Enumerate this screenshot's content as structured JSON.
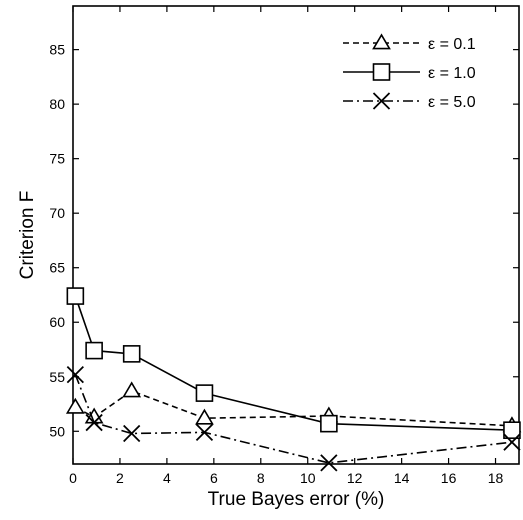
{
  "chart_data": {
    "type": "line",
    "title": "",
    "xlabel": "True Bayes error (%)",
    "ylabel": "Criterion F",
    "xlim": [
      0,
      19
    ],
    "ylim": [
      47,
      89
    ],
    "xticks": [
      0,
      2,
      4,
      6,
      8,
      10,
      12,
      14,
      16,
      18
    ],
    "yticks": [
      50,
      55,
      60,
      65,
      70,
      75,
      80,
      85
    ],
    "grid": false,
    "legend_position": "top-right",
    "series": [
      {
        "name": "ε = 0.1",
        "marker": "triangle",
        "line_style": "dashed",
        "x": [
          0.1,
          0.9,
          2.5,
          5.6,
          10.9,
          18.7
        ],
        "y": [
          52.2,
          51.3,
          53.7,
          51.2,
          51.4,
          50.5
        ]
      },
      {
        "name": "ε = 1.0",
        "marker": "square",
        "line_style": "solid",
        "x": [
          0.1,
          0.9,
          2.5,
          5.6,
          10.9,
          18.7
        ],
        "y": [
          62.4,
          57.4,
          57.1,
          53.5,
          50.7,
          50.1
        ]
      },
      {
        "name": "ε = 5.0",
        "marker": "x",
        "line_style": "dashdot",
        "x": [
          0.1,
          0.9,
          2.5,
          5.6,
          10.9,
          18.7
        ],
        "y": [
          55.2,
          50.8,
          49.8,
          49.9,
          47.1,
          49.0
        ]
      }
    ]
  }
}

◆ Problem statement
The word "marker" may occur in lines of the records. Report how many such lines there are, giving only the number.

◆ Completed exercise
3